TASK PROMPT: Reproduce every line of the material below, but drop the pictures.

MATERIAL SHOWN:
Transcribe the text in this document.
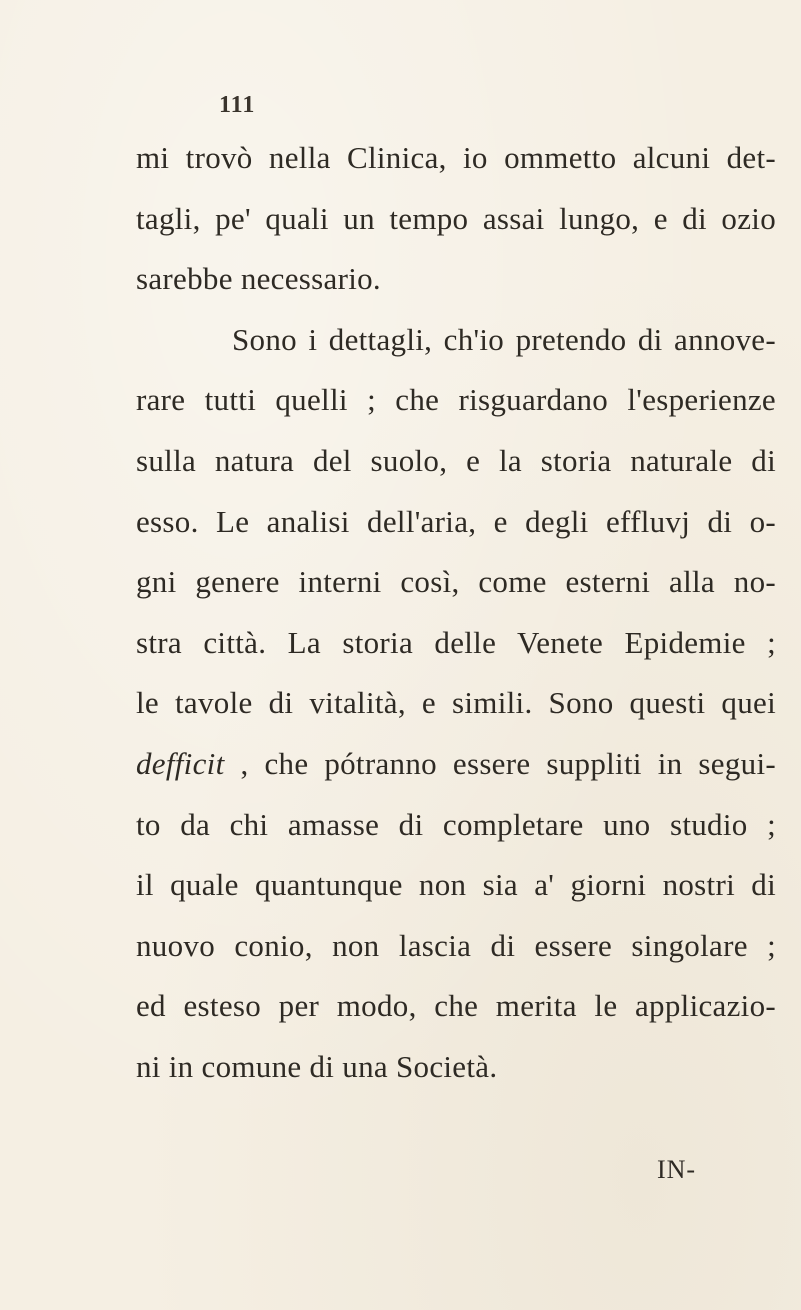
111
mi trovò nella Clinica, io ommetto alcuni det-
tagli, pe' quali un tempo assai lungo, e di ozio
sarebbe necessario.
Sono i dettagli, ch'io pretendo di annove-
rare tutti quelli ; che risguardano l'esperienze
sulla natura del suolo, e la storia naturale di
esso. Le analisi dell'aria, e degli effluvj di o-
gni genere interni così, come esterni alla no-
stra città. La storia delle Venete Epidemie ;
le tavole di vitalità, e simili. Sono questi quei
defficit , che pótranno essere suppliti in segui-
to da chi amasse di completare uno studio ;
il quale quantunque non sia a' giorni nostri di
nuovo conio, non lascia di essere singolare ;
ed esteso per modo, che merita le applicazio-
ni in comune di una Società.
IN-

COMPLETE ANSWER:
Transcribe the text in this document.
111
mi trovò nella Clinica, io ommetto alcuni det-
tagli, pe' quali un tempo assai lungo, e di ozio
sarebbe necessario.
Sono i dettagli, ch'io pretendo di annove-
rare tutti quelli ; che risguardano l'esperienze
sulla natura del suolo, e la storia naturale di
esso. Le analisi dell'aria, e degli effluvj di o-
gni genere interni così, come esterni alla no-
stra città. La storia delle Venete Epidemie ;
le tavole di vitalità, e simili. Sono questi quei
defficit , che pótranno essere suppliti in segui-
to da chi amasse di completare uno studio ;
il quale quantunque non sia a' giorni nostri di
nuovo conio, non lascia di essere singolare ;
ed esteso per modo, che merita le applicazio-
ni in comune di una Società.
IN-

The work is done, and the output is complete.